#### TASKS TO PERFORM:
(A) Answer these questions from the Halley diary, one answer per line:
(i) How far from base is the Emperor Penguin colony at Windy Bay?
(ii) During which months do the males alone incubate the eggs?
(iii) What body temperature are the penguins able to maintain?
(B) Please transcribe everything in the Halley diary from "Halley Diary —" down to "to the penguins.".

#### READING PASSAGE:
Halley Diary — September 2011
We are fortunate enough at Halley to have an Emperor Penguin colony at “Windy Bay”, about 20Km from base. Naturally everyone is keen to see them. So I thought I would use this September diary to share some of our experiences and images from our visits to the penguins.
I’ve been away for most of September. One of my roles as the Field Assistant is to take the staff on their winter trips, returning to base only at the end of each week. At Windy Bay we have a caboose (think small caravan) positioned a short walk from the ice shelf edge.
In April and May the penguins return from months at sea to form a breeding colony in the same place each year. During the cold and dark months of June and July the males alone incubate the eggs, which then start to hatch in August. The chicks only have about four months to eat, get fat, and fledge before the sea ice breaks up in December when they are all cast out to sea.
Even in temperatures well below −40°C they are able to maintain a constant body temperature of 38°C. Physiological adaptations alone are not sufficient, they also have behavioural adaptations. Many will know about the Emperors ability to look after their eggs and chicks by balancing them on their feet. The adults are also able to tip up their large feet, and rest their entire weight on a tripod of the heels and tail feathers, reducing contact with the icy surface.
If one of a breeding pair dies or is killed during the breeding season, the lone parent must abandon its egg or young and go back to the sea to feed. The good news is that most survive, fed continually by their parents.

#### Data items:
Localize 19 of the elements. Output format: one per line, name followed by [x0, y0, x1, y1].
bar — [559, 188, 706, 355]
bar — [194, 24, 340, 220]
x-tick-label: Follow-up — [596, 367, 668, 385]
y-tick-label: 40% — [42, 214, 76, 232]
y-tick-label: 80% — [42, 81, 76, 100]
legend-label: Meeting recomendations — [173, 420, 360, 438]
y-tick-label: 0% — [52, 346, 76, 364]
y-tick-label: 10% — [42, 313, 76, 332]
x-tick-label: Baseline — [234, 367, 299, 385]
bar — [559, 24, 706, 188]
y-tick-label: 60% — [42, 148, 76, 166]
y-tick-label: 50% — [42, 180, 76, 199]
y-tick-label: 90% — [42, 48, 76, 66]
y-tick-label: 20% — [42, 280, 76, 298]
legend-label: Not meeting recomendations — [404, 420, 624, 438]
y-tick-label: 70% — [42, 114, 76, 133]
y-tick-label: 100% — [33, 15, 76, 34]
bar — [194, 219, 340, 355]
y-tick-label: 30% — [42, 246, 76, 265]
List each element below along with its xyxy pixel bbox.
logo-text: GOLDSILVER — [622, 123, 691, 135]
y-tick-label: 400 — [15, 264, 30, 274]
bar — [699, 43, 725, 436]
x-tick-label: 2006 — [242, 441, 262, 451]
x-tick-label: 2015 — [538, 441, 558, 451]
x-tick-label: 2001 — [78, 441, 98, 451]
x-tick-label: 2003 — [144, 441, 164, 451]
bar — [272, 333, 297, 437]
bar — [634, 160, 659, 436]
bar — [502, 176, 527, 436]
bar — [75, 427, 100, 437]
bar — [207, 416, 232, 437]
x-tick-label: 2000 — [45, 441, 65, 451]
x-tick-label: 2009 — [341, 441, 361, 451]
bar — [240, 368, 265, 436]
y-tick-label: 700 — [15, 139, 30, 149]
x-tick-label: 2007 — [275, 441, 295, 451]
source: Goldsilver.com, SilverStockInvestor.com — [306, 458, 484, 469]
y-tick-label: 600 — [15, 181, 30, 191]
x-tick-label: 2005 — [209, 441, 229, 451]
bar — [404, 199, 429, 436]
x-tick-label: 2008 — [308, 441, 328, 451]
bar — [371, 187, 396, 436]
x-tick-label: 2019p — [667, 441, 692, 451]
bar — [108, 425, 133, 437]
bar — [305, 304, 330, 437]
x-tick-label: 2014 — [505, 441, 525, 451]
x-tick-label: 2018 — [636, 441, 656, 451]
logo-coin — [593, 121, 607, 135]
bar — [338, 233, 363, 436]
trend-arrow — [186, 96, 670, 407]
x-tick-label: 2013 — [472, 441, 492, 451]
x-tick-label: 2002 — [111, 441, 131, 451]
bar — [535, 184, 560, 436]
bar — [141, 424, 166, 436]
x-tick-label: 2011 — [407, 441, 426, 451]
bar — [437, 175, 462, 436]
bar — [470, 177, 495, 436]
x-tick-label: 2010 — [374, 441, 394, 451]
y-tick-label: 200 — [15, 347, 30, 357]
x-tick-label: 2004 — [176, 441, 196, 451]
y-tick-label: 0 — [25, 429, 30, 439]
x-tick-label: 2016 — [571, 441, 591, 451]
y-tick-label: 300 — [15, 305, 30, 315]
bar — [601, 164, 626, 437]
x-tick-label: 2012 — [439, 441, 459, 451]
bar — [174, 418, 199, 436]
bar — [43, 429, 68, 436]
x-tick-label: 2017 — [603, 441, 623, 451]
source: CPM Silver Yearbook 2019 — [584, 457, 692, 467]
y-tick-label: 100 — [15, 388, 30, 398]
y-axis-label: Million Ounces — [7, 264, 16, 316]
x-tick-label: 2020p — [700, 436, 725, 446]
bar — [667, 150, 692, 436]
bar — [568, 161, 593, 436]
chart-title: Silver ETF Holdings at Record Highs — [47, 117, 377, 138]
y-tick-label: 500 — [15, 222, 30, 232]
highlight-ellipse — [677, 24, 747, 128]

#### RESULTS IN ORDER:
(A)
(i) About 20 km
(ii) June and July
(iii) 38°C

(B)
Halley Diary — September 2011
We are fortunate enough at Halley to have an Emperor Penguin colony at “Windy Bay”, about 20Km from base. Naturally everyone is keen to see them. So I thought I would use this September diary to share some of our experiences and images from our visits to the penguins.